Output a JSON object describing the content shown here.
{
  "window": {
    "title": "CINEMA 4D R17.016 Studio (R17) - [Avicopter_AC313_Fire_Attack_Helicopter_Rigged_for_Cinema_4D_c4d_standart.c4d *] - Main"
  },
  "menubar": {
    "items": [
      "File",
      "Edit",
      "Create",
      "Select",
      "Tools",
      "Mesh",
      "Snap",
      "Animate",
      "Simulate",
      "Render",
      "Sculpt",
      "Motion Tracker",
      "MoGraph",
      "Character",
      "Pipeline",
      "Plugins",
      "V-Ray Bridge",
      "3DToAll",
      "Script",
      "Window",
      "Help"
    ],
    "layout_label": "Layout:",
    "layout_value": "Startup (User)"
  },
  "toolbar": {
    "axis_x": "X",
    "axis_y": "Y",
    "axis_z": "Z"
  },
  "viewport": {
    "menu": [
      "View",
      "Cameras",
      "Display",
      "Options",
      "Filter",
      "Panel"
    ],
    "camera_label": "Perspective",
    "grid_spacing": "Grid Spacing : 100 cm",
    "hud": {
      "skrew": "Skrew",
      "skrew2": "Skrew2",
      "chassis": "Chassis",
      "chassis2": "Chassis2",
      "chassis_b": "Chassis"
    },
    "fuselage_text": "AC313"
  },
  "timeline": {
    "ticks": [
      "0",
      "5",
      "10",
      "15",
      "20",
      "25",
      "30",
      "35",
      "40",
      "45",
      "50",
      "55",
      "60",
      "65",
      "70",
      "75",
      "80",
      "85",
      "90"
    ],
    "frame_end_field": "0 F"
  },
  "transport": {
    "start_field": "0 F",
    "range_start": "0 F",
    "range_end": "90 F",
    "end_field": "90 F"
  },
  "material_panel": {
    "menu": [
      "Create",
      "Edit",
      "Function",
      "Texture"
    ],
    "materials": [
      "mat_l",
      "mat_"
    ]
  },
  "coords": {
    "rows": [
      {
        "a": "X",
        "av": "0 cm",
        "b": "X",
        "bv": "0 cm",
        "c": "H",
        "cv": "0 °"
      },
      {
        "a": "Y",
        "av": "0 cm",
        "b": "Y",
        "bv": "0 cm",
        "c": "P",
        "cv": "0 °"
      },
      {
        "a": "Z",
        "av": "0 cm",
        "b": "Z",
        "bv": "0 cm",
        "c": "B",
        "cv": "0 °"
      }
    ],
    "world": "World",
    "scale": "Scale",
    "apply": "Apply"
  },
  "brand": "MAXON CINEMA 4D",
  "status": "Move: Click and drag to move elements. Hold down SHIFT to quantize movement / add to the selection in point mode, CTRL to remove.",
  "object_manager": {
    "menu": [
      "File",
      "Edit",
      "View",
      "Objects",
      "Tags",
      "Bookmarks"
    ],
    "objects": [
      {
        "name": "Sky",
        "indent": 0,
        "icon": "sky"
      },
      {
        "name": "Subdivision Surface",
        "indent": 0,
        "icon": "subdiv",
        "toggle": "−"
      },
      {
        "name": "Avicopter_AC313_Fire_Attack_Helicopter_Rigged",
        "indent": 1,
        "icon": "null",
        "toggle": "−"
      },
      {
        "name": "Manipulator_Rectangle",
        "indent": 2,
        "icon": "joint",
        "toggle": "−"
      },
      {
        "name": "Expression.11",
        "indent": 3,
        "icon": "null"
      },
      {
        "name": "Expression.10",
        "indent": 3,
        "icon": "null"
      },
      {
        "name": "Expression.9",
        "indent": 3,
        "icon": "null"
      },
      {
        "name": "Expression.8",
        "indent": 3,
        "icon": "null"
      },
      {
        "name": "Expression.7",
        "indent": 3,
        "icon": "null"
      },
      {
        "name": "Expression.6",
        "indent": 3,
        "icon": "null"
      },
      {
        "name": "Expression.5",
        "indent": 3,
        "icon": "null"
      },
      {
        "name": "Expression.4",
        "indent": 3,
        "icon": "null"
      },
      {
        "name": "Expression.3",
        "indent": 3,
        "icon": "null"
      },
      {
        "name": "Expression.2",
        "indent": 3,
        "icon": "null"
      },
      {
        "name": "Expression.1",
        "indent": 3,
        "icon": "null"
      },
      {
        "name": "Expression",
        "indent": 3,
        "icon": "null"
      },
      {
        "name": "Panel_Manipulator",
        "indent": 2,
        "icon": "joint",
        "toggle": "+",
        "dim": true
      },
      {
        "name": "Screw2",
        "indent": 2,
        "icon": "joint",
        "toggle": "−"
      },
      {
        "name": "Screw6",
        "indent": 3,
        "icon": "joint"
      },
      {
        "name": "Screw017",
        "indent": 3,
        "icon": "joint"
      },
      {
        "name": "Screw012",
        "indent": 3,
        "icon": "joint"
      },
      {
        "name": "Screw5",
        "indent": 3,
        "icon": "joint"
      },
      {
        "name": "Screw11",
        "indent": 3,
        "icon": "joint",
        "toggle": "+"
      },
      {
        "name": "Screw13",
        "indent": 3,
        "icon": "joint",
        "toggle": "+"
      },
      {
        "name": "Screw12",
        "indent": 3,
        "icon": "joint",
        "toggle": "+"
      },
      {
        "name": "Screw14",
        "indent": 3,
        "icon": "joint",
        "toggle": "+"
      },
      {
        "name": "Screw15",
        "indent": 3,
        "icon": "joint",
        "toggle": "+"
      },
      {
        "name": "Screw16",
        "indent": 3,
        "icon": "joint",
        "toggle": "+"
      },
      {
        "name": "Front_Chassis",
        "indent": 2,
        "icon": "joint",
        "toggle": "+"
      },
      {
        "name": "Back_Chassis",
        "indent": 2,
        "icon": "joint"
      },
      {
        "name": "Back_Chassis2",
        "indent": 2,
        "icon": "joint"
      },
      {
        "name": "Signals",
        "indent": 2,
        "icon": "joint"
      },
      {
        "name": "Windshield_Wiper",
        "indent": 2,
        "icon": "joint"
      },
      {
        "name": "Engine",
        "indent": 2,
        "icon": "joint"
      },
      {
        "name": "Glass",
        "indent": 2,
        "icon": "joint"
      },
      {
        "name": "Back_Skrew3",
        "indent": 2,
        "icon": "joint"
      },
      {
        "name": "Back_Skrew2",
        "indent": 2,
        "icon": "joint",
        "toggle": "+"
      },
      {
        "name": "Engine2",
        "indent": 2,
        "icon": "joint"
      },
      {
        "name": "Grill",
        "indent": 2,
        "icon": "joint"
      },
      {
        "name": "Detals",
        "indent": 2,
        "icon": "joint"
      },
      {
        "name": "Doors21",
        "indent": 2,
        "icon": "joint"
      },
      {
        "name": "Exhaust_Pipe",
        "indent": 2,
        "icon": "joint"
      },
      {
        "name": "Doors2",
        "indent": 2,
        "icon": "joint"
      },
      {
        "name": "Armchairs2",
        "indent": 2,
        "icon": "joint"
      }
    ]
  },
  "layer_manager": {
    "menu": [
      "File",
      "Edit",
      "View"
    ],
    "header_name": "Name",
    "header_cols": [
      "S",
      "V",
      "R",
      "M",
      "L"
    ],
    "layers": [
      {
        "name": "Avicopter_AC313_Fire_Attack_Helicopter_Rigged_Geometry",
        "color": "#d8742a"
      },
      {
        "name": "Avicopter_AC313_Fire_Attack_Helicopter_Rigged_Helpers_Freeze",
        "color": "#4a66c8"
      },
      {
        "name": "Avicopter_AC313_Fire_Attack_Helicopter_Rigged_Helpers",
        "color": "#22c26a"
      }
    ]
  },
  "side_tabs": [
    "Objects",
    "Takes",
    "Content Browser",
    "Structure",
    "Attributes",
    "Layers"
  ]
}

-.-.-

- [Task]: Write out the data exactly as it stands.

- [Answer to the task]:
Output a JSON object describing the content shown here.
{
  "window": {
    "title": "CINEMA 4D R17.016 Studio (R17) - [Avicopter_AC313_Fire_Attack_Helicopter_Rigged_for_Cinema_4D_c4d_standart.c4d *] - Main"
  },
  "menubar": {
    "items": [
      "File",
      "Edit",
      "Create",
      "Select",
      "Tools",
      "Mesh",
      "Snap",
      "Animate",
      "Simulate",
      "Render",
      "Sculpt",
      "Motion Tracker",
      "MoGraph",
      "Character",
      "Pipeline",
      "Plugins",
      "V-Ray Bridge",
      "3DToAll",
      "Script",
      "Window",
      "Help"
    ],
    "layout_label": "Layout:",
    "layout_value": "Startup (User)"
  },
  "toolbar": {
    "axis_x": "X",
    "axis_y": "Y",
    "axis_z": "Z"
  },
  "viewport": {
    "menu": [
      "View",
      "Cameras",
      "Display",
      "Options",
      "Filter",
      "Panel"
    ],
    "camera_label": "Perspective",
    "grid_spacing": "Grid Spacing : 100 cm",
    "hud": {
      "skrew": "Skrew",
      "skrew2": "Skrew2",
      "chassis": "Chassis",
      "chassis2": "Chassis2",
      "chassis_b": "Chassis"
    },
    "fuselage_text": "AC313"
  },
  "timeline": {
    "ticks": [
      "0",
      "5",
      "10",
      "15",
      "20",
      "25",
      "30",
      "35",
      "40",
      "45",
      "50",
      "55",
      "60",
      "65",
      "70",
      "75",
      "80",
      "85",
      "90"
    ],
    "frame_end_field": "0 F"
  },
  "transport": {
    "start_field": "0 F",
    "range_start": "0 F",
    "range_end": "90 F",
    "end_field": "90 F"
  },
  "material_panel": {
    "menu": [
      "Create",
      "Edit",
      "Function",
      "Texture"
    ],
    "materials": [
      "mat_l",
      "mat_"
    ]
  },
  "coords": {
    "rows": [
      {
        "a": "X",
        "av": "0 cm",
        "b": "X",
        "bv": "0 cm",
        "c": "H",
        "cv": "0 °"
      },
      {
        "a": "Y",
        "av": "0 cm",
        "b": "Y",
        "bv": "0 cm",
        "c": "P",
        "cv": "0 °"
      },
      {
        "a": "Z",
        "av": "0 cm",
        "b": "Z",
        "bv": "0 cm",
        "c": "B",
        "cv": "0 °"
      }
    ],
    "world": "World",
    "scale": "Scale",
    "apply": "Apply"
  },
  "brand": "MAXON CINEMA 4D",
  "status": "Move: Click and drag to move elements. Hold down SHIFT to quantize movement / add to the selection in point mode, CTRL to remove.",
  "object_manager": {
    "menu": [
      "File",
      "Edit",
      "View",
      "Objects",
      "Tags",
      "Bookmarks"
    ],
    "objects": [
      {
        "name": "Sky",
        "indent": 0,
        "icon": "sky"
      },
      {
        "name": "Subdivision Surface",
        "indent": 0,
        "icon": "subdiv",
        "toggle": "−"
      },
      {
        "name": "Avicopter_AC313_Fire_Attack_Helicopter_Rigged",
        "indent": 1,
        "icon": "null",
        "toggle": "−"
      },
      {
        "name": "Manipulator_Rectangle",
        "indent": 2,
        "icon": "joint",
        "toggle": "−"
      },
      {
        "name": "Expression.11",
        "indent": 3,
        "icon": "null"
      },
      {
        "name": "Expression.10",
        "indent": 3,
        "icon": "null"
      },
      {
        "name": "Expression.9",
        "indent": 3,
        "icon": "null"
      },
      {
        "name": "Expression.8",
        "indent": 3,
        "icon": "null"
      },
      {
        "name": "Expression.7",
        "indent": 3,
        "icon": "null"
      },
      {
        "name": "Expression.6",
        "indent": 3,
        "icon": "null"
      },
      {
        "name": "Expression.5",
        "indent": 3,
        "icon": "null"
      },
      {
        "name": "Expression.4",
        "indent": 3,
        "icon": "null"
      },
      {
        "name": "Expression.3",
        "indent": 3,
        "icon": "null"
      },
      {
        "name": "Expression.2",
        "indent": 3,
        "icon": "null"
      },
      {
        "name": "Expression.1",
        "indent": 3,
        "icon": "null"
      },
      {
        "name": "Expression",
        "indent": 3,
        "icon": "null"
      },
      {
        "name": "Panel_Manipulator",
        "indent": 2,
        "icon": "joint",
        "toggle": "+",
        "dim": true
      },
      {
        "name": "Screw2",
        "indent": 2,
        "icon": "joint",
        "toggle": "−"
      },
      {
        "name": "Screw6",
        "indent": 3,
        "icon": "joint"
      },
      {
        "name": "Screw017",
        "indent": 3,
        "icon": "joint"
      },
      {
        "name": "Screw012",
        "indent": 3,
        "icon": "joint"
      },
      {
        "name": "Screw5",
        "indent": 3,
        "icon": "joint"
      },
      {
        "name": "Screw11",
        "indent": 3,
        "icon": "joint",
        "toggle": "+"
      },
      {
        "name": "Screw13",
        "indent": 3,
        "icon": "joint",
        "toggle": "+"
      },
      {
        "name": "Screw12",
        "indent": 3,
        "icon": "joint",
        "toggle": "+"
      },
      {
        "name": "Screw14",
        "indent": 3,
        "icon": "joint",
        "toggle": "+"
      },
      {
        "name": "Screw15",
        "indent": 3,
        "icon": "joint",
        "toggle": "+"
      },
      {
        "name": "Screw16",
        "indent": 3,
        "icon": "joint",
        "toggle": "+"
      },
      {
        "name": "Front_Chassis",
        "indent": 2,
        "icon": "joint",
        "toggle": "+"
      },
      {
        "name": "Back_Chassis",
        "indent": 2,
        "icon": "joint"
      },
      {
        "name": "Back_Chassis2",
        "indent": 2,
        "icon": "joint"
      },
      {
        "name": "Signals",
        "indent": 2,
        "icon": "joint"
      },
      {
        "name": "Windshield_Wiper",
        "indent": 2,
        "icon": "joint"
      },
      {
        "name": "Engine",
        "indent": 2,
        "icon": "joint"
      },
      {
        "name": "Glass",
        "indent": 2,
        "icon": "joint"
      },
      {
        "name": "Back_Skrew3",
        "indent": 2,
        "icon": "joint"
      },
      {
        "name": "Back_Skrew2",
        "indent": 2,
        "icon": "joint",
        "toggle": "+"
      },
      {
        "name": "Engine2",
        "indent": 2,
        "icon": "joint"
      },
      {
        "name": "Grill",
        "indent": 2,
        "icon": "joint"
      },
      {
        "name": "Detals",
        "indent": 2,
        "icon": "joint"
      },
      {
        "name": "Doors21",
        "indent": 2,
        "icon": "joint"
      },
      {
        "name": "Exhaust_Pipe",
        "indent": 2,
        "icon": "joint"
      },
      {
        "name": "Doors2",
        "indent": 2,
        "icon": "joint"
      },
      {
        "name": "Armchairs2",
        "indent": 2,
        "icon": "joint"
      }
    ]
  },
  "layer_manager": {
    "menu": [
      "File",
      "Edit",
      "View"
    ],
    "header_name": "Name",
    "header_cols": [
      "S",
      "V",
      "R",
      "M",
      "L"
    ],
    "layers": [
      {
        "name": "Avicopter_AC313_Fire_Attack_Helicopter_Rigged_Geometry",
        "color": "#d8742a"
      },
      {
        "name": "Avicopter_AC313_Fire_Attack_Helicopter_Rigged_Helpers_Freeze",
        "color": "#4a66c8"
      },
      {
        "name": "Avicopter_AC313_Fire_Attack_Helicopter_Rigged_Helpers",
        "color": "#22c26a"
      }
    ]
  },
  "side_tabs": [
    "Objects",
    "Takes",
    "Content Browser",
    "Structure",
    "Attributes",
    "Layers"
  ]
}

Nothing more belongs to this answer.